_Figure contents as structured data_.
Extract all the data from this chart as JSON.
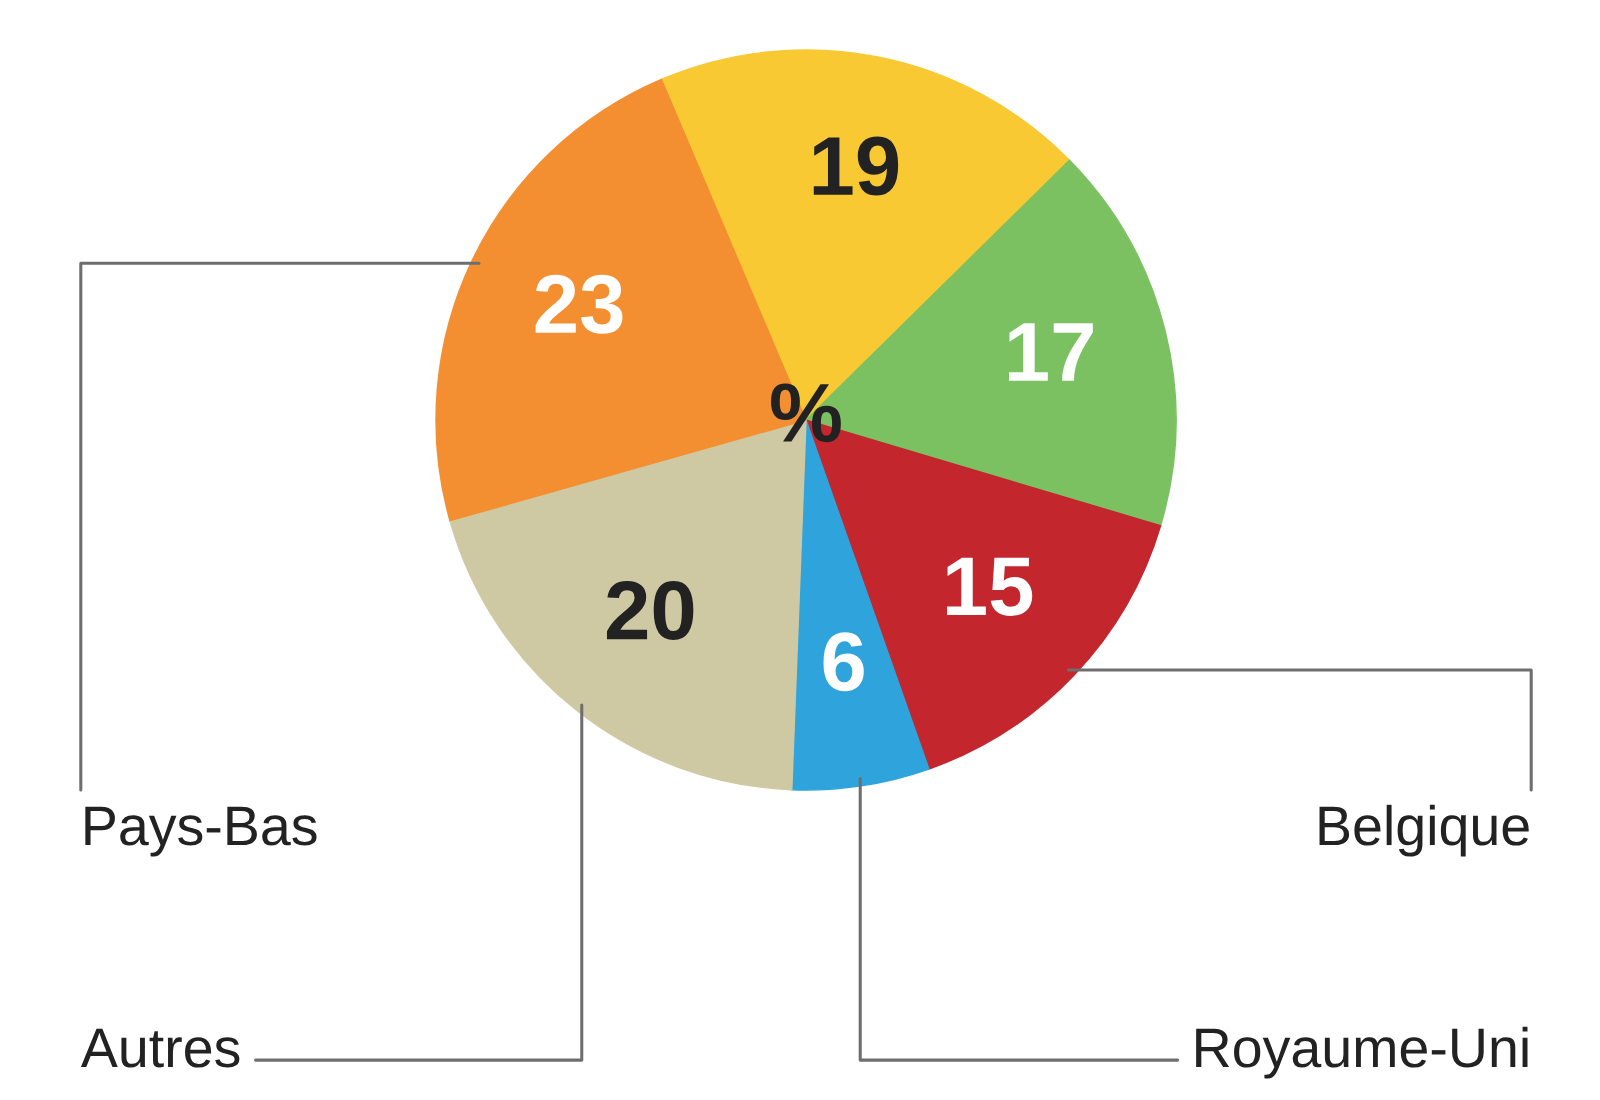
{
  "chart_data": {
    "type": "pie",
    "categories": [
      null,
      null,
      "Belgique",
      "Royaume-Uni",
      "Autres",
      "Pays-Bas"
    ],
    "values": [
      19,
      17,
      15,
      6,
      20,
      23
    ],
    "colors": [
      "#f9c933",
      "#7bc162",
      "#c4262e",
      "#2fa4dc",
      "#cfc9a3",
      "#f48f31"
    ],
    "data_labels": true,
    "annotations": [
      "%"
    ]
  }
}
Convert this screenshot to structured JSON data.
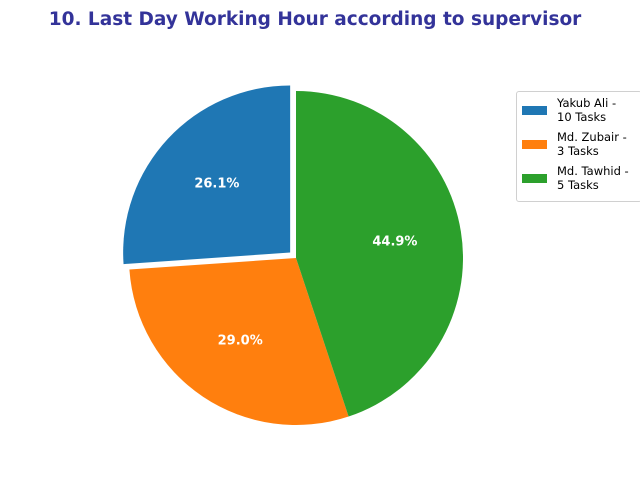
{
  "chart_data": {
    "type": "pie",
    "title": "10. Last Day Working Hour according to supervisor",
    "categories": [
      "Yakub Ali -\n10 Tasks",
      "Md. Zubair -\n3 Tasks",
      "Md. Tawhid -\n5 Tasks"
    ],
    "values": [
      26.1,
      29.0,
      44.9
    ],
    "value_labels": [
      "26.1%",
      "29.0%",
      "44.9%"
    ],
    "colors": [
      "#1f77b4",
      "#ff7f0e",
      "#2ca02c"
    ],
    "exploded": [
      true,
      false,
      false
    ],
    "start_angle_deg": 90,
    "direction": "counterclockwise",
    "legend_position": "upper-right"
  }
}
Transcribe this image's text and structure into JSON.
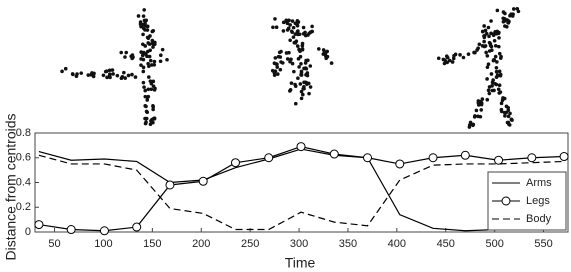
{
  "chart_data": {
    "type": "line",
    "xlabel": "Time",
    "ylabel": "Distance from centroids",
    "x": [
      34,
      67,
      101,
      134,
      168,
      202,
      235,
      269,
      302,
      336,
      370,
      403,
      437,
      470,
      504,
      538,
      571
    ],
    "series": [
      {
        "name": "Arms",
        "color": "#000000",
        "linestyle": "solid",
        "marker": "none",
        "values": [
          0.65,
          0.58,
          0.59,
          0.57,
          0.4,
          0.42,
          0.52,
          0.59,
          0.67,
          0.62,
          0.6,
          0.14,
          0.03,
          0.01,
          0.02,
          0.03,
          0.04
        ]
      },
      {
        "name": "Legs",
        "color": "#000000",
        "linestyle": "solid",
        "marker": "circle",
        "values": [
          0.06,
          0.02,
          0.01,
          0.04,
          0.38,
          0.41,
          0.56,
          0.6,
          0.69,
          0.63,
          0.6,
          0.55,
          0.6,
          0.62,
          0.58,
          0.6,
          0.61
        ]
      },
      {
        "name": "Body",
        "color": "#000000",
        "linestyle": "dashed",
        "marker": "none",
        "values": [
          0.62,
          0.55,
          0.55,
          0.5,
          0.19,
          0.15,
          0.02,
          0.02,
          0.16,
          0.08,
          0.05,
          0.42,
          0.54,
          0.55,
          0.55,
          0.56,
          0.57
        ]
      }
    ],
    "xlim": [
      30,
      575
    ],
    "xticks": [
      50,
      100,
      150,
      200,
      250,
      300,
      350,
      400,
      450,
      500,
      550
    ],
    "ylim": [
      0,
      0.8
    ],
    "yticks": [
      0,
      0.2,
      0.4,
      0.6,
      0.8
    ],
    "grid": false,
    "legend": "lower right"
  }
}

_Work instructions_. Search the preceding listing for the word "Tasks" and pull out every line that holds it.

_Reply_.
      "Yakub Ali -\n10 Tasks",
      "Md. Zubair -\n3 Tasks",
      "Md. Tawhid -\n5 Tasks"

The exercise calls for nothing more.